- Exercise objective
Copy every record below exactly as written, but leave out the pictures.

====== Provided material ======

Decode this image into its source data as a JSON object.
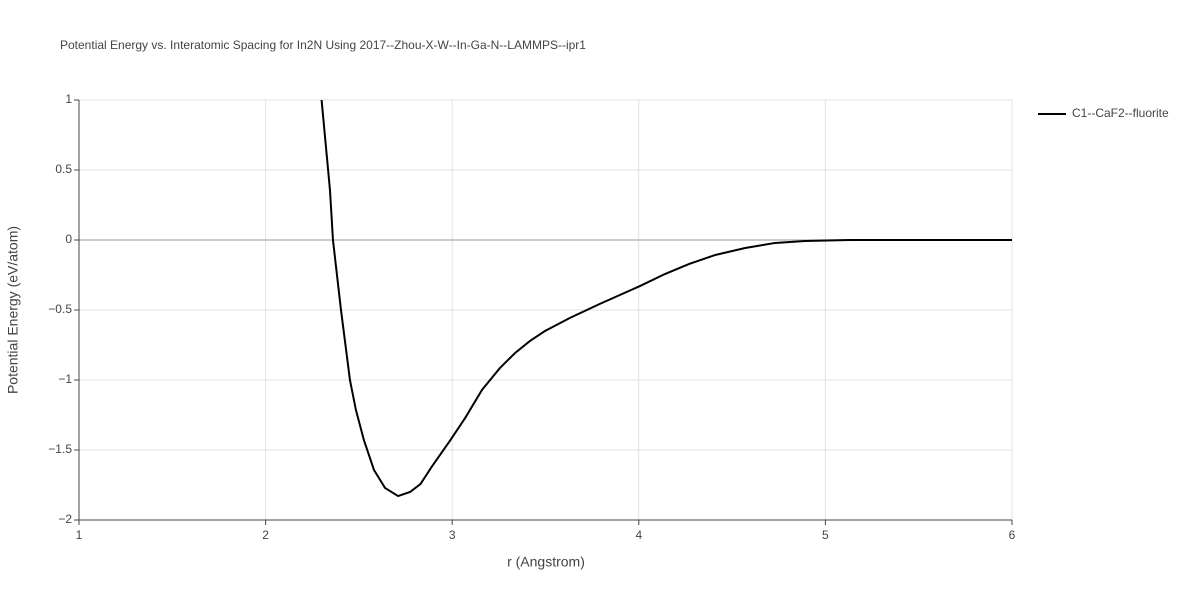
{
  "chart_data": {
    "type": "line",
    "title": "Potential Energy vs. Interatomic Spacing for In2N Using 2017--Zhou-X-W--In-Ga-N--LAMMPS--ipr1",
    "x_label": "r (Angstrom)",
    "y_label": "Potential Energy (eV/atom)",
    "x": [
      2.3,
      2.345,
      2.361,
      2.404,
      2.452,
      2.484,
      2.527,
      2.581,
      2.64,
      2.71,
      2.774,
      2.83,
      2.89,
      2.99,
      3.07,
      3.16,
      3.256,
      3.337,
      3.417,
      3.497,
      3.63,
      3.79,
      4.006,
      4.14,
      4.27,
      4.41,
      4.57,
      4.73,
      4.89,
      5.13,
      6.0
    ],
    "series": [
      {
        "name": "C1--CaF2--fluorite",
        "color": "#000000",
        "values": [
          1.0,
          0.357,
          0.0,
          -0.5,
          -1.0,
          -1.214,
          -1.43,
          -1.643,
          -1.771,
          -1.829,
          -1.8,
          -1.743,
          -1.62,
          -1.43,
          -1.27,
          -1.07,
          -0.914,
          -0.807,
          -0.721,
          -0.65,
          -0.557,
          -0.457,
          -0.329,
          -0.243,
          -0.171,
          -0.107,
          -0.057,
          -0.021,
          -0.007,
          0.0,
          0.0
        ]
      }
    ],
    "xlim": [
      1,
      6
    ],
    "xticks": [
      1,
      2,
      3,
      4,
      5,
      6
    ],
    "ylim": [
      -2,
      1
    ],
    "yticks": [
      {
        "value": -2,
        "label": "−2"
      },
      {
        "value": -1.5,
        "label": "−1.5"
      },
      {
        "value": -1,
        "label": "−1"
      },
      {
        "value": -0.5,
        "label": "−0.5"
      },
      0,
      0.5,
      1
    ],
    "grid": true,
    "legend": "top-right"
  }
}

======

- Task response
Decode this image into its source data as a JSON object.
{
  "chart_data": {
    "type": "line",
    "title": "Potential Energy vs. Interatomic Spacing for In2N Using 2017--Zhou-X-W--In-Ga-N--LAMMPS--ipr1",
    "x_label": "r (Angstrom)",
    "y_label": "Potential Energy (eV/atom)",
    "x": [
      2.3,
      2.345,
      2.361,
      2.404,
      2.452,
      2.484,
      2.527,
      2.581,
      2.64,
      2.71,
      2.774,
      2.83,
      2.89,
      2.99,
      3.07,
      3.16,
      3.256,
      3.337,
      3.417,
      3.497,
      3.63,
      3.79,
      4.006,
      4.14,
      4.27,
      4.41,
      4.57,
      4.73,
      4.89,
      5.13,
      6.0
    ],
    "series": [
      {
        "name": "C1--CaF2--fluorite",
        "color": "#000000",
        "values": [
          1.0,
          0.357,
          0.0,
          -0.5,
          -1.0,
          -1.214,
          -1.43,
          -1.643,
          -1.771,
          -1.829,
          -1.8,
          -1.743,
          -1.62,
          -1.43,
          -1.27,
          -1.07,
          -0.914,
          -0.807,
          -0.721,
          -0.65,
          -0.557,
          -0.457,
          -0.329,
          -0.243,
          -0.171,
          -0.107,
          -0.057,
          -0.021,
          -0.007,
          0.0,
          0.0
        ]
      }
    ],
    "xlim": [
      1,
      6
    ],
    "xticks": [
      1,
      2,
      3,
      4,
      5,
      6
    ],
    "ylim": [
      -2,
      1
    ],
    "yticks": [
      {
        "value": -2,
        "label": "−2"
      },
      {
        "value": -1.5,
        "label": "−1.5"
      },
      {
        "value": -1,
        "label": "−1"
      },
      {
        "value": -0.5,
        "label": "−0.5"
      },
      0,
      0.5,
      1
    ],
    "grid": true,
    "legend": "top-right"
  }
}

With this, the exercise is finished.